= Aim of the exercise =
Repeat, exactly and in full, the lines of the listing below, but without any pictures.

==================================================

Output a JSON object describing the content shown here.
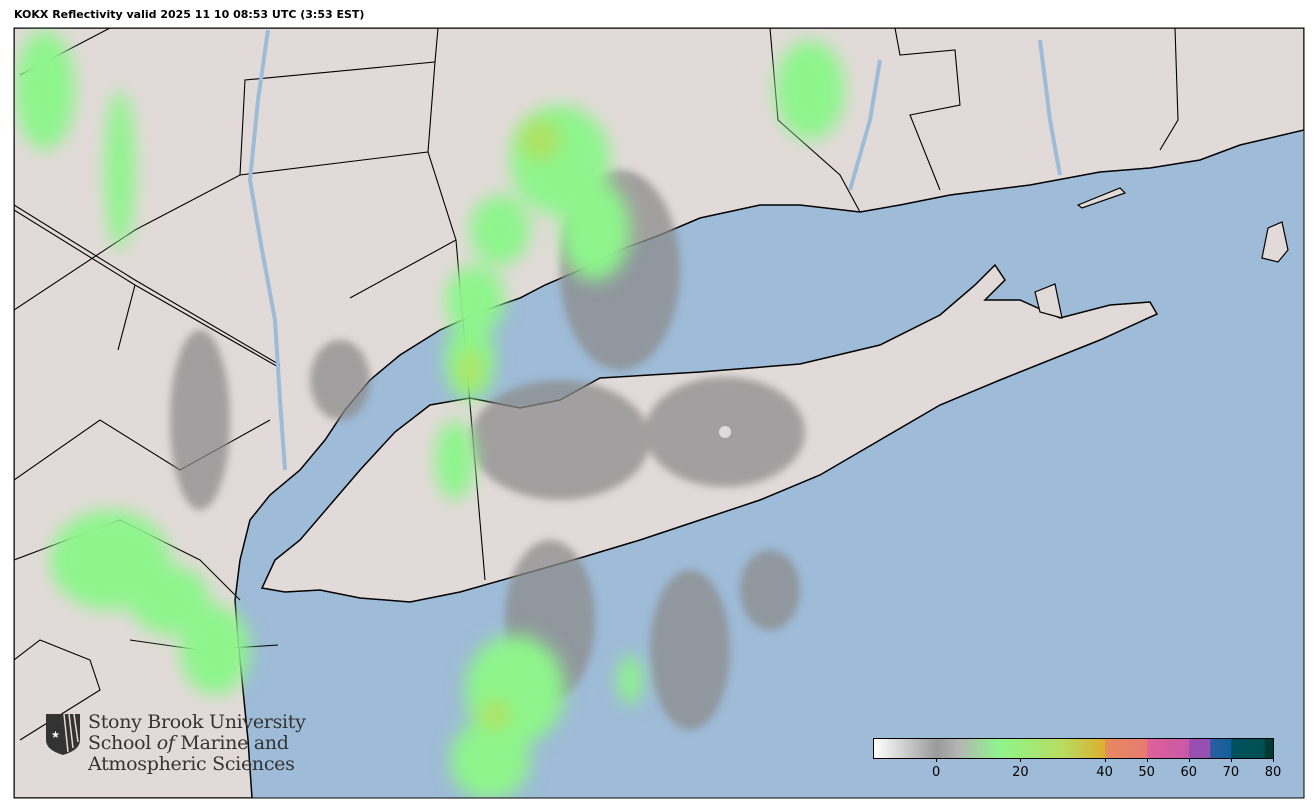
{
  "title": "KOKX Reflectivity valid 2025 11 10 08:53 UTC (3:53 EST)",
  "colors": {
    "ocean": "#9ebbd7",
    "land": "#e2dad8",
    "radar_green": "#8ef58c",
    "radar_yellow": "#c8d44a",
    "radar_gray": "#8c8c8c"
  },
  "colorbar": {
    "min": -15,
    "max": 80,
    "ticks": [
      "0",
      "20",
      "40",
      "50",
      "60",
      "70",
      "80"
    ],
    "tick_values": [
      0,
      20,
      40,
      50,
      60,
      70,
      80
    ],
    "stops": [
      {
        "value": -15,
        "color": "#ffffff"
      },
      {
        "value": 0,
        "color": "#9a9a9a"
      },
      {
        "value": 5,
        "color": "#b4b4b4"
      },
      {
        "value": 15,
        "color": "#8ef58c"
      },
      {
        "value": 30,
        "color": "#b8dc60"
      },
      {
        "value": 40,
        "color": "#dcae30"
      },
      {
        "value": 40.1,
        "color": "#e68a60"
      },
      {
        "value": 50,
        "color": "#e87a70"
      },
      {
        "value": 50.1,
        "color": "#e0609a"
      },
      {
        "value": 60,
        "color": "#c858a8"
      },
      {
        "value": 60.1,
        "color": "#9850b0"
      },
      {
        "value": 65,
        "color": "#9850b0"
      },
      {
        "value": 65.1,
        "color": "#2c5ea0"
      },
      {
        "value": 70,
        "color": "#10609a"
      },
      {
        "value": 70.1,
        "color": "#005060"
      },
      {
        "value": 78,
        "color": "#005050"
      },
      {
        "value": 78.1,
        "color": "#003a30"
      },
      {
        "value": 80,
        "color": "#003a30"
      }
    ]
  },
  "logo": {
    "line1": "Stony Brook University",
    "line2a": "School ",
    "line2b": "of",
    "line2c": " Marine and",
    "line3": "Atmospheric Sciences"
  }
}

==================================================

= The completed task =
Output a JSON object describing the content shown here.
{
  "title": "KOKX Reflectivity valid 2025 11 10 08:53 UTC (3:53 EST)",
  "colors": {
    "ocean": "#9ebbd7",
    "land": "#e2dad8",
    "radar_green": "#8ef58c",
    "radar_yellow": "#c8d44a",
    "radar_gray": "#8c8c8c"
  },
  "colorbar": {
    "min": -15,
    "max": 80,
    "ticks": [
      "0",
      "20",
      "40",
      "50",
      "60",
      "70",
      "80"
    ],
    "tick_values": [
      0,
      20,
      40,
      50,
      60,
      70,
      80
    ],
    "stops": [
      {
        "value": -15,
        "color": "#ffffff"
      },
      {
        "value": 0,
        "color": "#9a9a9a"
      },
      {
        "value": 5,
        "color": "#b4b4b4"
      },
      {
        "value": 15,
        "color": "#8ef58c"
      },
      {
        "value": 30,
        "color": "#b8dc60"
      },
      {
        "value": 40,
        "color": "#dcae30"
      },
      {
        "value": 40.1,
        "color": "#e68a60"
      },
      {
        "value": 50,
        "color": "#e87a70"
      },
      {
        "value": 50.1,
        "color": "#e0609a"
      },
      {
        "value": 60,
        "color": "#c858a8"
      },
      {
        "value": 60.1,
        "color": "#9850b0"
      },
      {
        "value": 65,
        "color": "#9850b0"
      },
      {
        "value": 65.1,
        "color": "#2c5ea0"
      },
      {
        "value": 70,
        "color": "#10609a"
      },
      {
        "value": 70.1,
        "color": "#005060"
      },
      {
        "value": 78,
        "color": "#005050"
      },
      {
        "value": 78.1,
        "color": "#003a30"
      },
      {
        "value": 80,
        "color": "#003a30"
      }
    ]
  },
  "logo": {
    "line1": "Stony Brook University",
    "line2a": "School ",
    "line2b": "of",
    "line2c": " Marine and",
    "line3": "Atmospheric Sciences"
  }
}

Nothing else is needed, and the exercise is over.